**Material provided**
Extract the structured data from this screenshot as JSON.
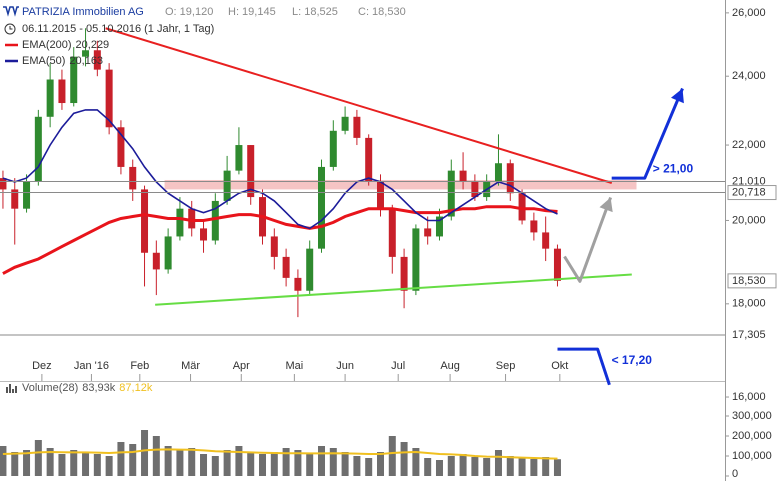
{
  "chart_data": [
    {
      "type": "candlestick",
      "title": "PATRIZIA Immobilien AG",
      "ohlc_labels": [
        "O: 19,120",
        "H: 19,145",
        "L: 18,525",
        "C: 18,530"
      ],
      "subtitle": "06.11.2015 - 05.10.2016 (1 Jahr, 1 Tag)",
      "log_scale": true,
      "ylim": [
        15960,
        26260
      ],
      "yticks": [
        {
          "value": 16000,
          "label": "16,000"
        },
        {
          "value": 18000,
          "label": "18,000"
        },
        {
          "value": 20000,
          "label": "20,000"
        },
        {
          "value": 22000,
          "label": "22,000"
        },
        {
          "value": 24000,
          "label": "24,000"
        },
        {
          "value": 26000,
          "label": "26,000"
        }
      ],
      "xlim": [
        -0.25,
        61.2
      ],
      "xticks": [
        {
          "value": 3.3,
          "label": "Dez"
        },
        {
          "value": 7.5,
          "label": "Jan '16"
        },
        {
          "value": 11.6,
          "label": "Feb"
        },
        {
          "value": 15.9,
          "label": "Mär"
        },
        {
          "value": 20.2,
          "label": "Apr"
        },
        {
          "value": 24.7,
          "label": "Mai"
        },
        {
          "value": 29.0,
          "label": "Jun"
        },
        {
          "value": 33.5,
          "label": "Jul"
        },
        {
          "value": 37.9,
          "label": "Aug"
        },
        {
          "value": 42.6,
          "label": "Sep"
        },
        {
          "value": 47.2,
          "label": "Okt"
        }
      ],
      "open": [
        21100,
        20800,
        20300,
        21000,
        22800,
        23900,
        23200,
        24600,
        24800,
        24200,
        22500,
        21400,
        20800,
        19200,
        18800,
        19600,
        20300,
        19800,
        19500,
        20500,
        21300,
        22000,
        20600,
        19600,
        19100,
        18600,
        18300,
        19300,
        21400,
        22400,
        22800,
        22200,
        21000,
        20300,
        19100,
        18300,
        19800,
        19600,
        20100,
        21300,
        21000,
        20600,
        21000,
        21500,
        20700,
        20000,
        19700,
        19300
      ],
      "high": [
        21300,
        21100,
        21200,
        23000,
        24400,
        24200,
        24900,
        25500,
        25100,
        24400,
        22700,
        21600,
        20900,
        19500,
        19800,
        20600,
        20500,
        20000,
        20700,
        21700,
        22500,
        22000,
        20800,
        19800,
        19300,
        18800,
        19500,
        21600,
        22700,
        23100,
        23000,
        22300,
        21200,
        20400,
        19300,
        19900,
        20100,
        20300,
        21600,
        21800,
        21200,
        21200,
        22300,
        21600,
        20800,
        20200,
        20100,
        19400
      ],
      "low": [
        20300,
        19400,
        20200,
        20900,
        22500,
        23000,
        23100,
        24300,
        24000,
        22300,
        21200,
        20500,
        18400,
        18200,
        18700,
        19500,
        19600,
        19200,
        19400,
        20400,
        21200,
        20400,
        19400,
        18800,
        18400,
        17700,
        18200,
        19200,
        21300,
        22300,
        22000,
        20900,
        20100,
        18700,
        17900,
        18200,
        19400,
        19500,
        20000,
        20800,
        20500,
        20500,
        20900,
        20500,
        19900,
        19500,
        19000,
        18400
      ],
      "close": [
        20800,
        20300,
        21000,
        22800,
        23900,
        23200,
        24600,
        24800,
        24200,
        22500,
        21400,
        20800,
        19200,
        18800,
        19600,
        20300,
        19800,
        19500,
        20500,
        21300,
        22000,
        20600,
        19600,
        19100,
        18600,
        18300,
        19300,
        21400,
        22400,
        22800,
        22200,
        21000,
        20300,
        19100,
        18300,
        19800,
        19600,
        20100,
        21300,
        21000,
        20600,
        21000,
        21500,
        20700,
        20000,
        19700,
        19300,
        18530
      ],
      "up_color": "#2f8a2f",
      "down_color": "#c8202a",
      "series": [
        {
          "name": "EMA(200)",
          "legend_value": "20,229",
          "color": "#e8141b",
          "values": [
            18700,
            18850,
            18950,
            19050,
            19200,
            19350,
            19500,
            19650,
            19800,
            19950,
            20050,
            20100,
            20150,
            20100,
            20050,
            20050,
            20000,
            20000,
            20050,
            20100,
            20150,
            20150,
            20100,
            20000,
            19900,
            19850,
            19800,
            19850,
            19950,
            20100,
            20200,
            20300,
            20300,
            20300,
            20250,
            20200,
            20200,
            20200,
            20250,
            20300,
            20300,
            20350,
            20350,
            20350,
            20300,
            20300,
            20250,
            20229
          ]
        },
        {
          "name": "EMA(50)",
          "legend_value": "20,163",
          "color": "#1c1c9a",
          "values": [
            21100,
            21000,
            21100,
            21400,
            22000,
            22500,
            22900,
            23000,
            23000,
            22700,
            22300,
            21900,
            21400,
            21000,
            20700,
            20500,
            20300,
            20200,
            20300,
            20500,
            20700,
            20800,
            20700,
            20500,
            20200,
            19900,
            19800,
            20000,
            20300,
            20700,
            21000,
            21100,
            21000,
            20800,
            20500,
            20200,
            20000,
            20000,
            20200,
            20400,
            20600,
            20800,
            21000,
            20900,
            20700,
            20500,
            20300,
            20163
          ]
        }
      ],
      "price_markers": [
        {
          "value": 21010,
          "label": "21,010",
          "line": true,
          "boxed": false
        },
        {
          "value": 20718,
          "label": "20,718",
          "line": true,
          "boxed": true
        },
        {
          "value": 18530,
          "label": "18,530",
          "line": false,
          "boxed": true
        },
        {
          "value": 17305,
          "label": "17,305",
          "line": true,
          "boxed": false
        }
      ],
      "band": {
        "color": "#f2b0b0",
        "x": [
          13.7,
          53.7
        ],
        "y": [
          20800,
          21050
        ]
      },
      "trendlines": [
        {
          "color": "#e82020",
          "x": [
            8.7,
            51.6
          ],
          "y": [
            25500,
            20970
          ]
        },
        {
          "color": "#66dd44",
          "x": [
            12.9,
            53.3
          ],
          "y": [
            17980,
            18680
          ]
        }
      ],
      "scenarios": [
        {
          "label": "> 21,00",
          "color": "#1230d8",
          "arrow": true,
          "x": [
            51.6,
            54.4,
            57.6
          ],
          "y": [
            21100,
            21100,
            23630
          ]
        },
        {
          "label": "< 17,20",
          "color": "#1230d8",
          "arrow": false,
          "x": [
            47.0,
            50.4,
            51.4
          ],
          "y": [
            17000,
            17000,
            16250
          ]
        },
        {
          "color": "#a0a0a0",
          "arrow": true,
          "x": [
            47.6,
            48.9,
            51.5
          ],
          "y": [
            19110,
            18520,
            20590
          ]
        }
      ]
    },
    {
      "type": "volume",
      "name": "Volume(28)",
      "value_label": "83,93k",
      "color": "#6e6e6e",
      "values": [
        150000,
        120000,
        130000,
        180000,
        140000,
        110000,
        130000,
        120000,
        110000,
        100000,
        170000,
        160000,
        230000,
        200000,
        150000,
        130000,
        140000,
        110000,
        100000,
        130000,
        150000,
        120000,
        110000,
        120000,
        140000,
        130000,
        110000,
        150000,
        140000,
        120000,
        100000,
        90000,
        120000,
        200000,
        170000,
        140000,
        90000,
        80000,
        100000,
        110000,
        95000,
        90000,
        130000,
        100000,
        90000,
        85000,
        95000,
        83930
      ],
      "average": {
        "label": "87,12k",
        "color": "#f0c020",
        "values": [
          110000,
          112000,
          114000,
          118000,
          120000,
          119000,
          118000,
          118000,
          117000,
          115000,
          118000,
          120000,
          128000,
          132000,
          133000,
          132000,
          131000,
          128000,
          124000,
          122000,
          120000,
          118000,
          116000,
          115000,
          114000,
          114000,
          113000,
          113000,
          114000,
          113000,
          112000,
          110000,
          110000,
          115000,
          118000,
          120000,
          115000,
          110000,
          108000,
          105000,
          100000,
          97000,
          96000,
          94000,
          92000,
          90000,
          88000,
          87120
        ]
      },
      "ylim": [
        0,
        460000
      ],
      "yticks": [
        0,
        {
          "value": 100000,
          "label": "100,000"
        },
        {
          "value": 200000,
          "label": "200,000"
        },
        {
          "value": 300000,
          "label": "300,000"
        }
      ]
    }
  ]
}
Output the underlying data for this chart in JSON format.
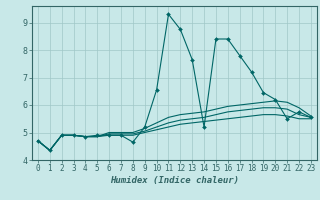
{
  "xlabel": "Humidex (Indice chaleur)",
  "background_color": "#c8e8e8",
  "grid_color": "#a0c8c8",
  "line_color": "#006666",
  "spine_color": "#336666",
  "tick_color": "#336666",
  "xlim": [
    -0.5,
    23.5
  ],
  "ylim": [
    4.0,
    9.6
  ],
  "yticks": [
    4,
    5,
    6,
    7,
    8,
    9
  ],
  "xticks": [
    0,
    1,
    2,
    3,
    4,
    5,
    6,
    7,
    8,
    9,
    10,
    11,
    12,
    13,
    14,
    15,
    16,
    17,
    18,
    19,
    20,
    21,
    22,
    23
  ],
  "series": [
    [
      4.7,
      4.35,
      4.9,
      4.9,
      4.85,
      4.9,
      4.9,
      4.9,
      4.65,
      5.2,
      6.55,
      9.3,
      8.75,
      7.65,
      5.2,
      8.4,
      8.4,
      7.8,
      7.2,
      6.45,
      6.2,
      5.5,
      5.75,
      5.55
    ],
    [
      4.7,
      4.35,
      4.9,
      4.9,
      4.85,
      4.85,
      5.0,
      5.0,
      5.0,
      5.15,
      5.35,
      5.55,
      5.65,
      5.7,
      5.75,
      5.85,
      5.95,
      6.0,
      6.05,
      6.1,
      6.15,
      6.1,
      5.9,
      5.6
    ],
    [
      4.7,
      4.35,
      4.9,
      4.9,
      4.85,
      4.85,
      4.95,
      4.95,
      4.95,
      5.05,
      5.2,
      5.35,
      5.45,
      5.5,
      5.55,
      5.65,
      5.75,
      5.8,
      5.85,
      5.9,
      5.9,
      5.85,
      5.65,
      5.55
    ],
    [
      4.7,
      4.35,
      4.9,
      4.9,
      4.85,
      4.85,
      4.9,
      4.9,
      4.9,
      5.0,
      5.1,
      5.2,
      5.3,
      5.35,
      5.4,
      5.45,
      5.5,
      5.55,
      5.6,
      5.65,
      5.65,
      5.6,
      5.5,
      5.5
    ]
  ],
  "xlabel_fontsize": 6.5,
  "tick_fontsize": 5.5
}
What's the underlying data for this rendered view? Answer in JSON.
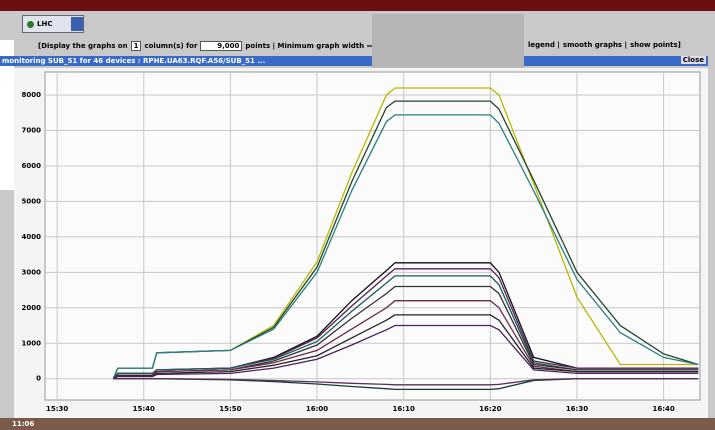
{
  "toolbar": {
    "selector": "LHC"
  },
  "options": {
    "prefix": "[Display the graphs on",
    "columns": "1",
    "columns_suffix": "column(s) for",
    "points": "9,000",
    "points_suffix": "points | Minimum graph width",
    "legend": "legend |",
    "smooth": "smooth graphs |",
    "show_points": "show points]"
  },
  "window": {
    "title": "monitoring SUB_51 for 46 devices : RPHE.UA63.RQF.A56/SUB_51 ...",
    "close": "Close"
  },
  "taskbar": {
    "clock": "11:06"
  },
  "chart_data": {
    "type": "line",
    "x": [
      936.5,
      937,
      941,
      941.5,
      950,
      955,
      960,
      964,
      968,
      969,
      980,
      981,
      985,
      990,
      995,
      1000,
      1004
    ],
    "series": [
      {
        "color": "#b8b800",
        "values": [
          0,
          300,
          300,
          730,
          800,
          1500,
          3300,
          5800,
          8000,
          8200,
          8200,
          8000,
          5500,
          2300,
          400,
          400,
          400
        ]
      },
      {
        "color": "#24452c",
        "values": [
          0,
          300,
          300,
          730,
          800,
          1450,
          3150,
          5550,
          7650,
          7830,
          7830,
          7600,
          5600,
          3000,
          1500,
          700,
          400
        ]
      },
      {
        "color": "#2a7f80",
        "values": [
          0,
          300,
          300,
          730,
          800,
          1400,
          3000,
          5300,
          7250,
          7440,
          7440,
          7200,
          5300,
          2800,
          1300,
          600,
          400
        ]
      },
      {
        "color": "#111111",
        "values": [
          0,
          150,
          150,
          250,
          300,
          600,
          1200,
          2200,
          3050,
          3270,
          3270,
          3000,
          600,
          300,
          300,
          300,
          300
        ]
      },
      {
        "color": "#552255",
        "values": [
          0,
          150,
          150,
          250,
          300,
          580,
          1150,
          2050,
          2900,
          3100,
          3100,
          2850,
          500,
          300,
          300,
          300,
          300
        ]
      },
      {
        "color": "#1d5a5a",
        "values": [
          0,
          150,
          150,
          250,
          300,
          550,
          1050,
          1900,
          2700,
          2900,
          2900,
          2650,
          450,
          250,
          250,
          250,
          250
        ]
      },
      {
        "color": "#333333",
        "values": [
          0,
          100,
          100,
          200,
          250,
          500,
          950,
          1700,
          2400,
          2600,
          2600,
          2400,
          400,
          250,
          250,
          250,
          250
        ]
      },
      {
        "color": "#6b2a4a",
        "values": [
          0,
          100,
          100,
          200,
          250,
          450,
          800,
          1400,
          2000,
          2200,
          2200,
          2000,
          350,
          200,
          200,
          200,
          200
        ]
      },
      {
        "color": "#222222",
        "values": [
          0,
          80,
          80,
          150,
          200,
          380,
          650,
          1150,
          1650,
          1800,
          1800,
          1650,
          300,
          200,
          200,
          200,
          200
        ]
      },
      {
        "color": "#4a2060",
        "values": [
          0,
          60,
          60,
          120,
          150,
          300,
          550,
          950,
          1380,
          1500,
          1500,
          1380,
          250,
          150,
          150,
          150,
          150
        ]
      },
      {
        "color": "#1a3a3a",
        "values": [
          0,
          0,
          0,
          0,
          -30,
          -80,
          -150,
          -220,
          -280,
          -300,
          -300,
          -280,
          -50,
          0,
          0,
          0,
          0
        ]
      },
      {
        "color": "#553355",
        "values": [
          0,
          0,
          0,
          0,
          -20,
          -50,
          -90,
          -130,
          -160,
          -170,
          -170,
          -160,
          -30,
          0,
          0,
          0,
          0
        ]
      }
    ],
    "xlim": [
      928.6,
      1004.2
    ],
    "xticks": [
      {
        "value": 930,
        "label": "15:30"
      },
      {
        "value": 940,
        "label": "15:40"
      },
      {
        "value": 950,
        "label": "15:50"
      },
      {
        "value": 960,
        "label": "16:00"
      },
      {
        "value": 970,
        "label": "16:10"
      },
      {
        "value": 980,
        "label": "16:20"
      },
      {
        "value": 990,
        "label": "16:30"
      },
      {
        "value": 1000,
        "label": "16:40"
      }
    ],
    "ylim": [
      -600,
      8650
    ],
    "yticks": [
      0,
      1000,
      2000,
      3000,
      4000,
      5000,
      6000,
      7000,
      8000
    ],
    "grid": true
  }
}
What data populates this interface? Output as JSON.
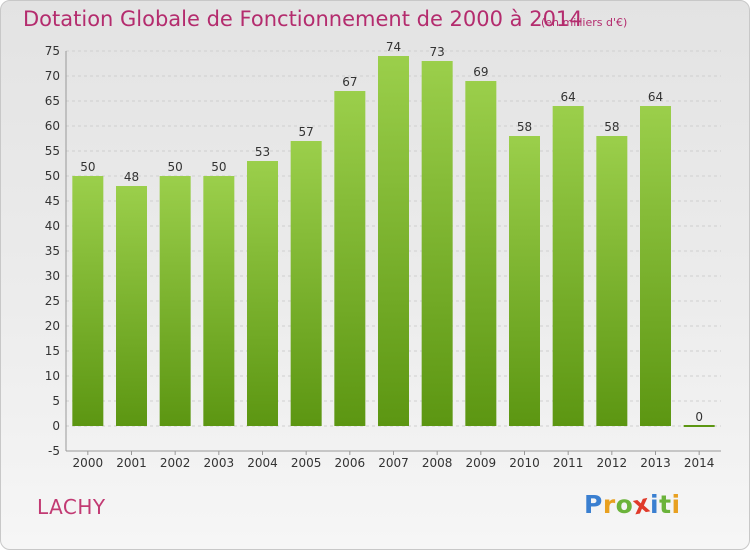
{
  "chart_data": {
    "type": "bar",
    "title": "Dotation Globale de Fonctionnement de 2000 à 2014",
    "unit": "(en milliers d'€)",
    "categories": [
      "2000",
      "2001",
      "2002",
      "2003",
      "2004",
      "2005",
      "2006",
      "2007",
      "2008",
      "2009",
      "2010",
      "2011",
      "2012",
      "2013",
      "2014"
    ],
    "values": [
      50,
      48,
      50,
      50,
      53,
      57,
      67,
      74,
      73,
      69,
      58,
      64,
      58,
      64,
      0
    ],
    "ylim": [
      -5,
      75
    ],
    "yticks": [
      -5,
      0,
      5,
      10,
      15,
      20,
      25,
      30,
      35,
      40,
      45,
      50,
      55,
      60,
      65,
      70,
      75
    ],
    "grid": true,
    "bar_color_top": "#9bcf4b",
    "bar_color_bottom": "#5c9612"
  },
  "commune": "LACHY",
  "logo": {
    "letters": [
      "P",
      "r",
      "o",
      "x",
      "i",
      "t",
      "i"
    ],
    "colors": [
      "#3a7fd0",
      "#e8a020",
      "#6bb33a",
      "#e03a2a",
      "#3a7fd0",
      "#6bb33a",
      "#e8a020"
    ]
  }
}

**Problem**
Where a line above contains the string "underlying", copy that line.

**Complete output**
Output the underlying data for this chart in JSON format.
What's the underlying data for this rendered view? Answer in JSON.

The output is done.